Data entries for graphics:
══════
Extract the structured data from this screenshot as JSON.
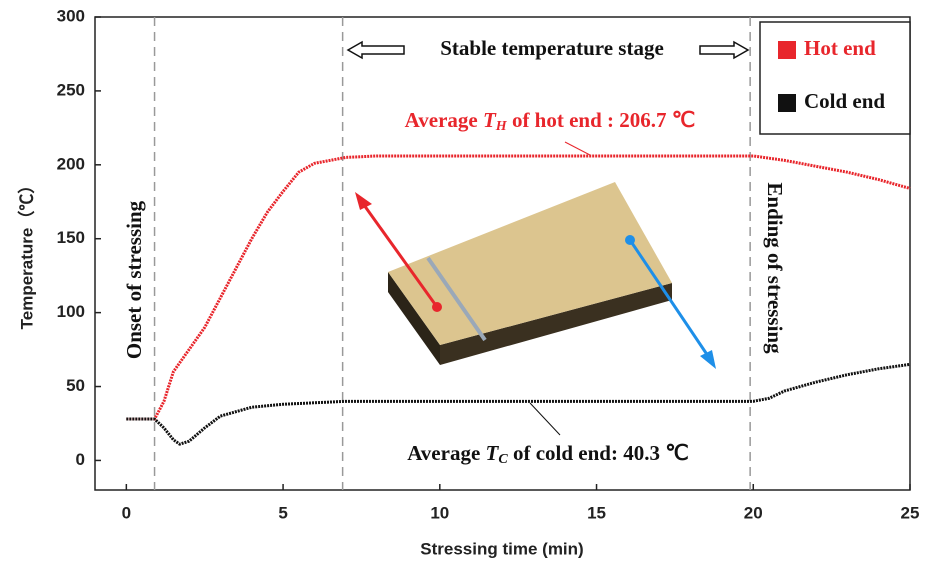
{
  "chart_data": {
    "type": "line",
    "x_label": "Stressing time (min)",
    "y_label": "Temperature（℃）",
    "xlim": [
      -1,
      25
    ],
    "ylim": [
      -20,
      300
    ],
    "xticks": [
      0,
      5,
      10,
      15,
      20,
      25
    ],
    "yticks": [
      0,
      50,
      100,
      150,
      200,
      250,
      300
    ],
    "legend": "upper right",
    "vlines": [
      0.9,
      6.9,
      19.9
    ],
    "series": [
      {
        "name": "Hot end",
        "color": "#e8262c",
        "x": [
          0,
          0.5,
          0.9,
          1.2,
          1.5,
          2,
          2.5,
          3,
          3.5,
          4,
          4.5,
          5,
          5.5,
          6,
          6.5,
          7,
          8,
          10,
          12,
          14,
          16,
          18,
          20,
          21,
          22,
          23,
          24,
          25
        ],
        "values": [
          28,
          28,
          28,
          40,
          60,
          75,
          90,
          110,
          130,
          150,
          168,
          182,
          195,
          201,
          203,
          205,
          206,
          206,
          206,
          206,
          206,
          206,
          206,
          203,
          199,
          195,
          190,
          184
        ]
      },
      {
        "name": "Cold end",
        "color": "#111111",
        "x": [
          0,
          0.9,
          1.2,
          1.5,
          1.7,
          2,
          2.5,
          3,
          4,
          5,
          6,
          7,
          10,
          15,
          20,
          20.5,
          21,
          22,
          23,
          24,
          25
        ],
        "values": [
          28,
          28,
          22,
          14,
          11,
          13,
          22,
          30,
          36,
          38,
          39,
          40,
          40,
          40,
          40,
          42,
          47,
          53,
          58,
          62,
          65
        ]
      }
    ],
    "annotations": {
      "stage": "Stable temperature stage",
      "onset": "Onset of stressing",
      "ending": "Ending of stressing",
      "hot_average": [
        "Average ",
        "T",
        "H",
        " of hot end : 206.7 ℃"
      ],
      "cold_average": [
        "Average ",
        "T",
        "C",
        " of cold end: 40.3 ℃"
      ]
    }
  }
}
══════
▶ [Task description]: Your copy should hold every record word for word and none of the pictures.

▶ [Final answer]:
Extract the structured data from this screenshot as JSON.
{
  "chart_data": {
    "type": "line",
    "x_label": "Stressing time (min)",
    "y_label": "Temperature（℃）",
    "xlim": [
      -1,
      25
    ],
    "ylim": [
      -20,
      300
    ],
    "xticks": [
      0,
      5,
      10,
      15,
      20,
      25
    ],
    "yticks": [
      0,
      50,
      100,
      150,
      200,
      250,
      300
    ],
    "legend": "upper right",
    "vlines": [
      0.9,
      6.9,
      19.9
    ],
    "series": [
      {
        "name": "Hot end",
        "color": "#e8262c",
        "x": [
          0,
          0.5,
          0.9,
          1.2,
          1.5,
          2,
          2.5,
          3,
          3.5,
          4,
          4.5,
          5,
          5.5,
          6,
          6.5,
          7,
          8,
          10,
          12,
          14,
          16,
          18,
          20,
          21,
          22,
          23,
          24,
          25
        ],
        "values": [
          28,
          28,
          28,
          40,
          60,
          75,
          90,
          110,
          130,
          150,
          168,
          182,
          195,
          201,
          203,
          205,
          206,
          206,
          206,
          206,
          206,
          206,
          206,
          203,
          199,
          195,
          190,
          184
        ]
      },
      {
        "name": "Cold end",
        "color": "#111111",
        "x": [
          0,
          0.9,
          1.2,
          1.5,
          1.7,
          2,
          2.5,
          3,
          4,
          5,
          6,
          7,
          10,
          15,
          20,
          20.5,
          21,
          22,
          23,
          24,
          25
        ],
        "values": [
          28,
          28,
          22,
          14,
          11,
          13,
          22,
          30,
          36,
          38,
          39,
          40,
          40,
          40,
          40,
          42,
          47,
          53,
          58,
          62,
          65
        ]
      }
    ],
    "annotations": {
      "stage": "Stable temperature stage",
      "onset": "Onset of stressing",
      "ending": "Ending of stressing",
      "hot_average": [
        "Average ",
        "T",
        "H",
        " of hot end : 206.7 ℃"
      ],
      "cold_average": [
        "Average ",
        "T",
        "C",
        " of cold end: 40.3 ℃"
      ]
    }
  }
}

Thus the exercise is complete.